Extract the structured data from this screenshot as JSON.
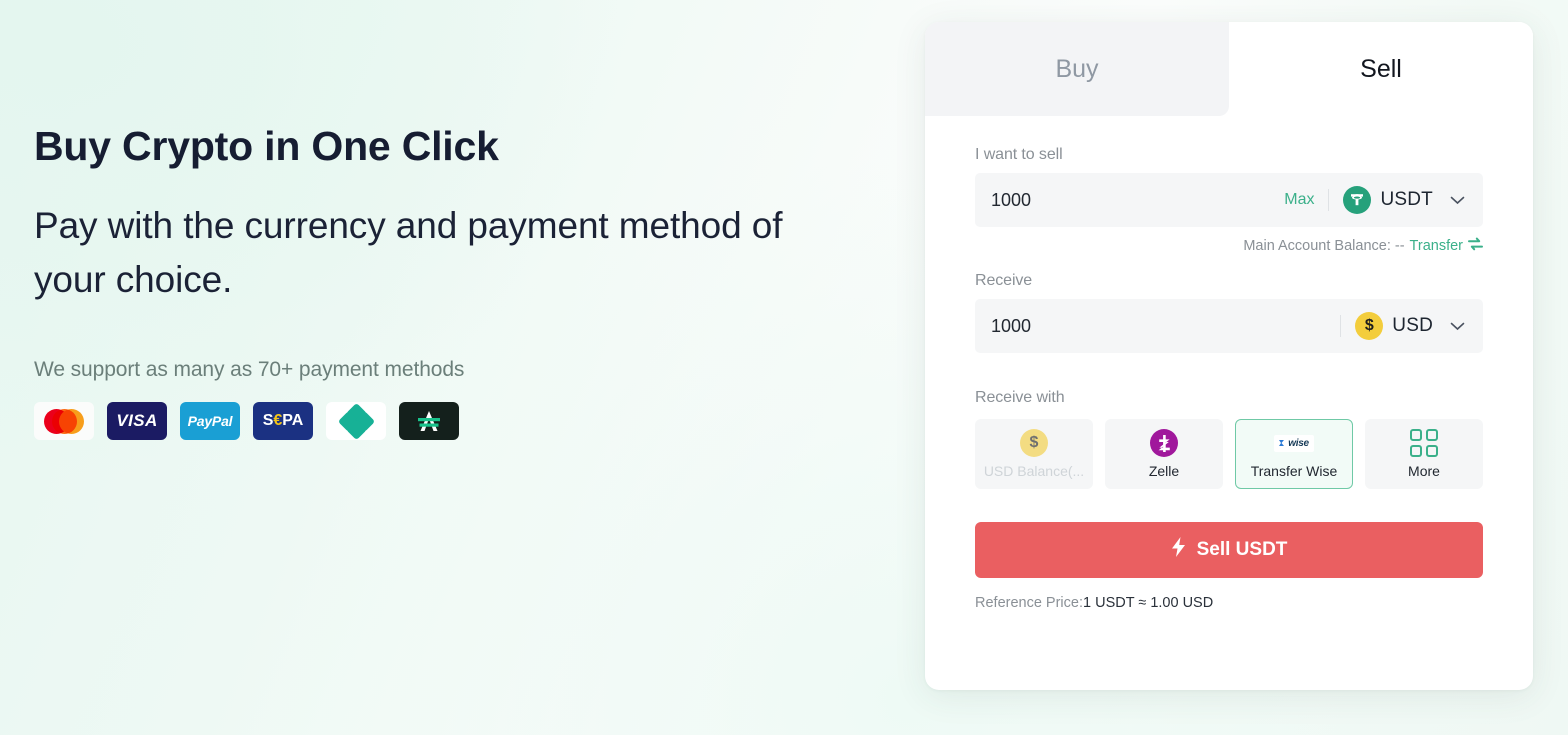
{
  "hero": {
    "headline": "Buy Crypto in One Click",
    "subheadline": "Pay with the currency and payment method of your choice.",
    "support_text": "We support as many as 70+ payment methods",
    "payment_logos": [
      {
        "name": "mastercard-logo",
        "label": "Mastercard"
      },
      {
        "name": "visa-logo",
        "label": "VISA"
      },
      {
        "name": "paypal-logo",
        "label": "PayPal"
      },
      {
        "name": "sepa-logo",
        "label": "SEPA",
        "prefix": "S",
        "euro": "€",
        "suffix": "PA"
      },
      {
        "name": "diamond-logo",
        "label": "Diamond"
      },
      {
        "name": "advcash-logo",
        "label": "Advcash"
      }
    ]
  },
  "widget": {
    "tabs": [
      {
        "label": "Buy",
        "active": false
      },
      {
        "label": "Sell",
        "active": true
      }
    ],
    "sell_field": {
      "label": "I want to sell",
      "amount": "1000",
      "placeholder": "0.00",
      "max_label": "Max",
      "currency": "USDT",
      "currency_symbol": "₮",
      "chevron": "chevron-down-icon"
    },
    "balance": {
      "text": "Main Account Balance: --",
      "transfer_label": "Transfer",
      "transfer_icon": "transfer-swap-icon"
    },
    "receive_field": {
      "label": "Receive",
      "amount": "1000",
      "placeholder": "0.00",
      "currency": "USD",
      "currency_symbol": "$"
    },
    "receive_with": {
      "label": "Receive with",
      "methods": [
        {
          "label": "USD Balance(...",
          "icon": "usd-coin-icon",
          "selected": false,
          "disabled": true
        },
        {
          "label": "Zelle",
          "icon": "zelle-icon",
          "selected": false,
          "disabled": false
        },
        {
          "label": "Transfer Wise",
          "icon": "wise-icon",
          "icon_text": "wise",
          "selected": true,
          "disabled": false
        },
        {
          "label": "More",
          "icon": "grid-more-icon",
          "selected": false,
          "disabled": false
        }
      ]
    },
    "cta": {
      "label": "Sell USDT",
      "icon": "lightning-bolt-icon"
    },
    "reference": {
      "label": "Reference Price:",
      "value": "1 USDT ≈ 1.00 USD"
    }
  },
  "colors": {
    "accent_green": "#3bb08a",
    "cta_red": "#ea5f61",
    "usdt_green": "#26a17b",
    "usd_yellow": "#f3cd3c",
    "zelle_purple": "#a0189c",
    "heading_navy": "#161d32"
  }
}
---
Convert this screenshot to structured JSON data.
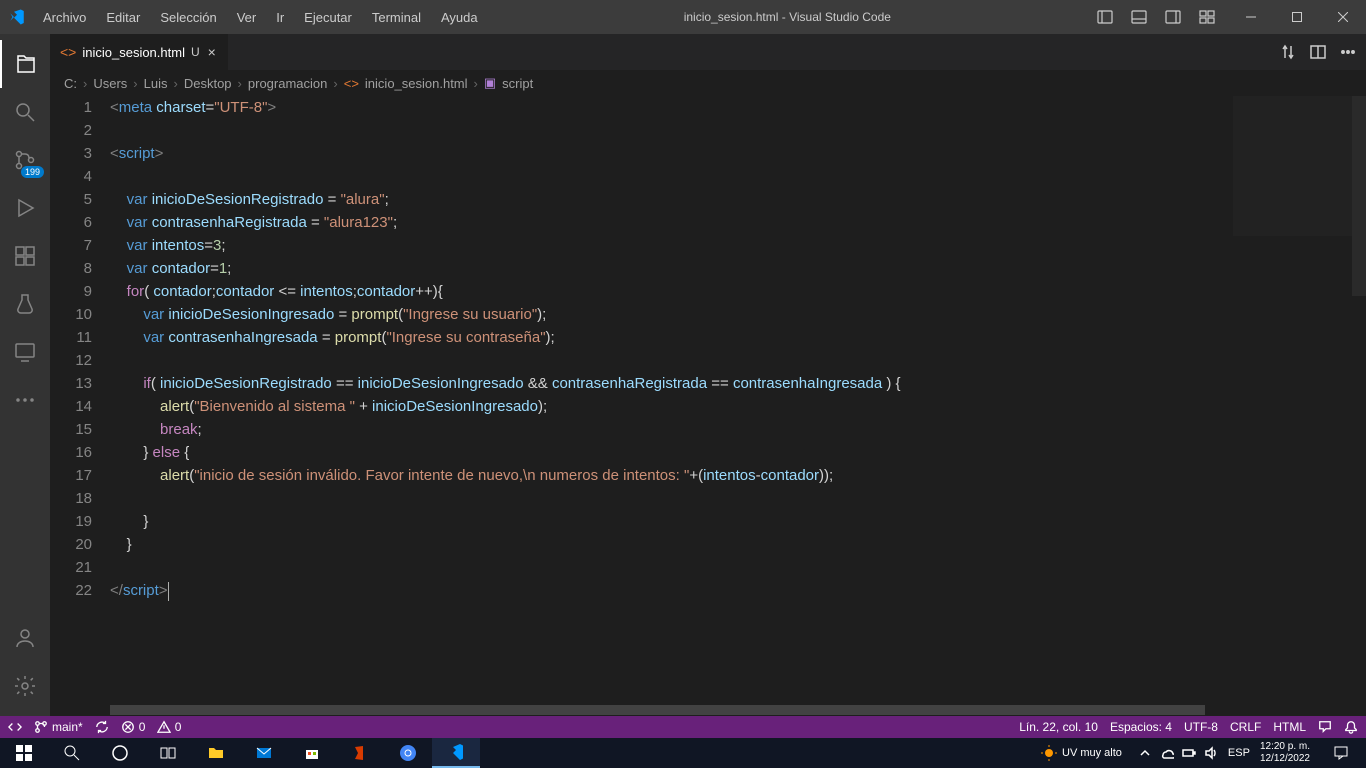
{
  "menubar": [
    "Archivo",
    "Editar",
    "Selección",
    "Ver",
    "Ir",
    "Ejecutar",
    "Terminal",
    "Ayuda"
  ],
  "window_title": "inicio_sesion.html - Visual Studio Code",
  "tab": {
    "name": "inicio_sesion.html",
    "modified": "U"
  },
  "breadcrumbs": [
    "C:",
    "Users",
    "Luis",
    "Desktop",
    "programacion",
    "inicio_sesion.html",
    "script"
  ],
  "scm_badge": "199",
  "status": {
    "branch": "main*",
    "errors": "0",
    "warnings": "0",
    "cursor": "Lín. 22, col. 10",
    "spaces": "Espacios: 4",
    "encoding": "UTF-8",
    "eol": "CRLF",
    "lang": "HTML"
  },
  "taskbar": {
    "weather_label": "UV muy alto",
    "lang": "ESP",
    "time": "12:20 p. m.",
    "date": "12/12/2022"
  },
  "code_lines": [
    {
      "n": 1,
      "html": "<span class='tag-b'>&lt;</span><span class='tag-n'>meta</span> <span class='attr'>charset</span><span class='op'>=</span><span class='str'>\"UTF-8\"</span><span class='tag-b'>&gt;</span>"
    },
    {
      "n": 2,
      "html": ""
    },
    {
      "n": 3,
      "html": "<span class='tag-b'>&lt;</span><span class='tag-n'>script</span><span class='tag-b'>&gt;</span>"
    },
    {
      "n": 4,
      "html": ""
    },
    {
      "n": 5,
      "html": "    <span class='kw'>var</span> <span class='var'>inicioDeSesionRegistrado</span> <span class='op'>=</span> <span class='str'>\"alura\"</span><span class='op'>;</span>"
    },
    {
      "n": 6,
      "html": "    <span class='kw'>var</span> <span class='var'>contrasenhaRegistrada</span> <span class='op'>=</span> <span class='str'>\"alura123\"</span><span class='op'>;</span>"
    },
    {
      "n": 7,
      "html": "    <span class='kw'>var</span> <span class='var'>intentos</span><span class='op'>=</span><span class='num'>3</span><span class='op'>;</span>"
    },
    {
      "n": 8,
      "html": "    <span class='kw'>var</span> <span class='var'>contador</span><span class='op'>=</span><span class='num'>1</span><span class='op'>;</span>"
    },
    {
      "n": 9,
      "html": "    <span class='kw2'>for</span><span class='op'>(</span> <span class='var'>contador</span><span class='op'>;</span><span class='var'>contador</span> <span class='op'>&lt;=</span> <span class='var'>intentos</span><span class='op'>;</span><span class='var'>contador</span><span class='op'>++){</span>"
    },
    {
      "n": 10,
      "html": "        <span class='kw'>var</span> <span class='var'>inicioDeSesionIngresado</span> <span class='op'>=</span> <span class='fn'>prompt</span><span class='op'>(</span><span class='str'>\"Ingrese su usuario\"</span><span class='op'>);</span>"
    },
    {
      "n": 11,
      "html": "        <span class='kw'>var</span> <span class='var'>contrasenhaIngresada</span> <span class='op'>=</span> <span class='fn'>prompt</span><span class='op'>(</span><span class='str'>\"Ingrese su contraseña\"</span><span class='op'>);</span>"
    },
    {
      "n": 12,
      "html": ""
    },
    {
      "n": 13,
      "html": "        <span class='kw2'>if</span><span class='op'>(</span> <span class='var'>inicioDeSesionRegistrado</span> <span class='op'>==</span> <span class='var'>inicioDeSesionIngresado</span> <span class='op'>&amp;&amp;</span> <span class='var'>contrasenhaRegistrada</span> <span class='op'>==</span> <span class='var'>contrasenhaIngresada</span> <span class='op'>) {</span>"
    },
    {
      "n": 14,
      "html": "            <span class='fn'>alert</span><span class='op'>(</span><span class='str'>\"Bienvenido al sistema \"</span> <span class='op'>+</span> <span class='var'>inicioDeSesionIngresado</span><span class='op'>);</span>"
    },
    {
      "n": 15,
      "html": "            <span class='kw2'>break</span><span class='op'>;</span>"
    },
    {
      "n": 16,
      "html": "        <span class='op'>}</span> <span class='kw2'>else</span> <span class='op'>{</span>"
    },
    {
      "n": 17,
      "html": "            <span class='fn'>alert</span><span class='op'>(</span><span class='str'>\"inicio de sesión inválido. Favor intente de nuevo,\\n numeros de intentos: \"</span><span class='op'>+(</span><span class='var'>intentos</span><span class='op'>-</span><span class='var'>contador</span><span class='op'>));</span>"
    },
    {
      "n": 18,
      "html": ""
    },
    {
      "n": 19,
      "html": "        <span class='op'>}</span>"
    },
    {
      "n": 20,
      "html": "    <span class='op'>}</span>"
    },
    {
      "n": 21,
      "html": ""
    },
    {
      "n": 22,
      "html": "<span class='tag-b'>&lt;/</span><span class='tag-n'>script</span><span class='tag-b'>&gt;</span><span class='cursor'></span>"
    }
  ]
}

→ **EXERCISE OBJECTIVE**: Answer with one number: how many lines of the entries above include the word "screenshot".

→ **COMPLETED TASK**: 2